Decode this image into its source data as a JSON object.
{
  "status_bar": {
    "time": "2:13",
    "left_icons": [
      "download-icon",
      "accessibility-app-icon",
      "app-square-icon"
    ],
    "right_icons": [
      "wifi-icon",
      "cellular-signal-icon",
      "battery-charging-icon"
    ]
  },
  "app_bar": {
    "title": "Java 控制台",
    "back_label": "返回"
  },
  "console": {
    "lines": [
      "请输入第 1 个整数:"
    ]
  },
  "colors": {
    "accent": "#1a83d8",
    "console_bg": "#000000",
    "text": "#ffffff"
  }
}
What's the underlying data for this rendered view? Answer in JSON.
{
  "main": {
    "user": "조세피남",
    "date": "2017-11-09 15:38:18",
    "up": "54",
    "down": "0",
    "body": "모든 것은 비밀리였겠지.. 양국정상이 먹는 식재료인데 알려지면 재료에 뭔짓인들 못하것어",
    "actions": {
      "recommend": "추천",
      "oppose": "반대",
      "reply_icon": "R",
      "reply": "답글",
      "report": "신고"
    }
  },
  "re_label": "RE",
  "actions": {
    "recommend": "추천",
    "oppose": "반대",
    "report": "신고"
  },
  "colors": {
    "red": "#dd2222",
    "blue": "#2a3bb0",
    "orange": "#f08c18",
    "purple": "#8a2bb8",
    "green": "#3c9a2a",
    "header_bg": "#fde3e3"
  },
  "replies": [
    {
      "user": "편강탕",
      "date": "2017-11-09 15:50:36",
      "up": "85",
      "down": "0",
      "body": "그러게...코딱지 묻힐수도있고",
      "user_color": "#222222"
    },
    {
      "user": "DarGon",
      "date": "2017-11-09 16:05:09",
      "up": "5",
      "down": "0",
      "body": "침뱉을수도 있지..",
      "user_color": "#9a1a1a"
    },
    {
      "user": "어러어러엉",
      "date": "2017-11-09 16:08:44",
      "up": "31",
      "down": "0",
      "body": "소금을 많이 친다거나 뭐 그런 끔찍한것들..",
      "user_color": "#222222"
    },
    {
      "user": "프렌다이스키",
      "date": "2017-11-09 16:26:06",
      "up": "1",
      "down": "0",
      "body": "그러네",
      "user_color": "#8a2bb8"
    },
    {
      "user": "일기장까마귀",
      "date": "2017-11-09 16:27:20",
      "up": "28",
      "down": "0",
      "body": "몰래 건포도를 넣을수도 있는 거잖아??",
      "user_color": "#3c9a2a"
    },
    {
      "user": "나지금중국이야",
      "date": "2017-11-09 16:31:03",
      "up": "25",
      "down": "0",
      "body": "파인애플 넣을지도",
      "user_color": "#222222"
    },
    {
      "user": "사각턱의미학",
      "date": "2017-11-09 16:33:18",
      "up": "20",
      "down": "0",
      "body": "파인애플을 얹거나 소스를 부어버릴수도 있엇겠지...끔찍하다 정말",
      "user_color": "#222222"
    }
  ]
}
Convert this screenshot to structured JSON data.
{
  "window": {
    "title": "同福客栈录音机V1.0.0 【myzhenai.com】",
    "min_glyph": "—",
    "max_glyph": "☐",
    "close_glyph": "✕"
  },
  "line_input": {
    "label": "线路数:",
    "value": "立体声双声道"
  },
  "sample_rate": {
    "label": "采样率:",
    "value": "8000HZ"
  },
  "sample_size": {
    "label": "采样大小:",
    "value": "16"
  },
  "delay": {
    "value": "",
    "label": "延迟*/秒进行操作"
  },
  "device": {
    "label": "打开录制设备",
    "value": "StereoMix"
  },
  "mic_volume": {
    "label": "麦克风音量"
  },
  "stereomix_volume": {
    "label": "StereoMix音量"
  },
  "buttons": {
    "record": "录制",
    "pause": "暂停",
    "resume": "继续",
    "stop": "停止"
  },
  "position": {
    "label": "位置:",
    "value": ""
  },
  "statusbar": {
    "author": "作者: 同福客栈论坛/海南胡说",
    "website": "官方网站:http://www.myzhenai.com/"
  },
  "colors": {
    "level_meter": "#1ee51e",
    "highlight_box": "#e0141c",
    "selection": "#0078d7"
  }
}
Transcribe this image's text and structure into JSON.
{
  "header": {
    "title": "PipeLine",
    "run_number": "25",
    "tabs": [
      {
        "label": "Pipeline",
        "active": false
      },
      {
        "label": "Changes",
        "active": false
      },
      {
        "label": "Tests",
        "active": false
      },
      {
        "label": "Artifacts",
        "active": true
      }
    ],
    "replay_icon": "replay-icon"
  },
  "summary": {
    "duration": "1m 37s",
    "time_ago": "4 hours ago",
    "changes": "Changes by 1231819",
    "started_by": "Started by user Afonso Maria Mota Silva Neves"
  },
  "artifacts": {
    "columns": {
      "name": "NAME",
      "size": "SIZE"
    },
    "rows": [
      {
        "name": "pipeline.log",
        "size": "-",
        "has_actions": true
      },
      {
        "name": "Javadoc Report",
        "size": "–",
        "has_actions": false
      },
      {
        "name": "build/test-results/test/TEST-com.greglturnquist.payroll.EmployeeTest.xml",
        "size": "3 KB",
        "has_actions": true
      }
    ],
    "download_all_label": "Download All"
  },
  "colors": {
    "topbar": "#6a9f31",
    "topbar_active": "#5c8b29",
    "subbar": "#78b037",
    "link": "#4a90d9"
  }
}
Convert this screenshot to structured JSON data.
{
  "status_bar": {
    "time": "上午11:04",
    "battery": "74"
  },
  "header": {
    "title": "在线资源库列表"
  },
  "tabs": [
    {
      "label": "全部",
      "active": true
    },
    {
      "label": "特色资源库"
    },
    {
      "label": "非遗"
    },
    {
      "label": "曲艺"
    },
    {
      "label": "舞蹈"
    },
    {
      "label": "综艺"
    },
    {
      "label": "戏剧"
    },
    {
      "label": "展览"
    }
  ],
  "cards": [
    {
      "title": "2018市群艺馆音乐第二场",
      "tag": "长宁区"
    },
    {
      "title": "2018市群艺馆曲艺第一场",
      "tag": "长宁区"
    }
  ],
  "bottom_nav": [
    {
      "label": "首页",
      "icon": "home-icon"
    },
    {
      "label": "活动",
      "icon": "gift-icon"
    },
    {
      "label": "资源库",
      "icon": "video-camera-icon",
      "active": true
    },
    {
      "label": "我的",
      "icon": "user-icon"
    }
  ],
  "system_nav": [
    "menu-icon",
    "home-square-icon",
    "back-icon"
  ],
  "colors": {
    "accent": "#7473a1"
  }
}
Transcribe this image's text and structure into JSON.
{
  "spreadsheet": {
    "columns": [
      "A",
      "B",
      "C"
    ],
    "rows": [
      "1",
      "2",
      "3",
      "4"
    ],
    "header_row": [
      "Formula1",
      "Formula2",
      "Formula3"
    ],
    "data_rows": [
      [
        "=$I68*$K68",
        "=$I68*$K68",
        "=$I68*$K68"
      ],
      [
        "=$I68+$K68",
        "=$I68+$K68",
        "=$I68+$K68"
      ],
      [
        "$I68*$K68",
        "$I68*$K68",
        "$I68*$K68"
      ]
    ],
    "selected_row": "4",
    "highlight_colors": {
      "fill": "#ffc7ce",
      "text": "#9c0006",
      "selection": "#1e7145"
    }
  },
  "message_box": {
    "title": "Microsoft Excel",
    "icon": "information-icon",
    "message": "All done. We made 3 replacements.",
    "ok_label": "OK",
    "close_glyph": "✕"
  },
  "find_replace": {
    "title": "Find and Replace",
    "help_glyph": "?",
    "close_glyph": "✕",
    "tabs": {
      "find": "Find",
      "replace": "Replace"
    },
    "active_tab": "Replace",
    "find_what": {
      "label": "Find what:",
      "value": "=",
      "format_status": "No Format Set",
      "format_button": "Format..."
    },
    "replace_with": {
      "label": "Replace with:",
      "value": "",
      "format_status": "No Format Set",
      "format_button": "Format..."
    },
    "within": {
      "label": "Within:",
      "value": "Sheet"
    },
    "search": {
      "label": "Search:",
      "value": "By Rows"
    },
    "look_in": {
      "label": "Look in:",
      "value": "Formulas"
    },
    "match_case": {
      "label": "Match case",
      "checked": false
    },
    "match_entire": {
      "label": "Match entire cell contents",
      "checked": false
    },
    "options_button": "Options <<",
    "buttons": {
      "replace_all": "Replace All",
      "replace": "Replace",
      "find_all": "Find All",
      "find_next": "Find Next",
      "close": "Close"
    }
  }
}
◇ ◇ ◇ ◇ ◇ ◇ ◇
* Aim
Find each line holding "name". Copy it out.

* Written reply
      "name": "NAME",
        "name": "pipeline.log",
        "name": "Javadoc Report",
        "name": "build/test-results/test/TEST-com.greglturnquist.payroll.EmployeeTest.xml",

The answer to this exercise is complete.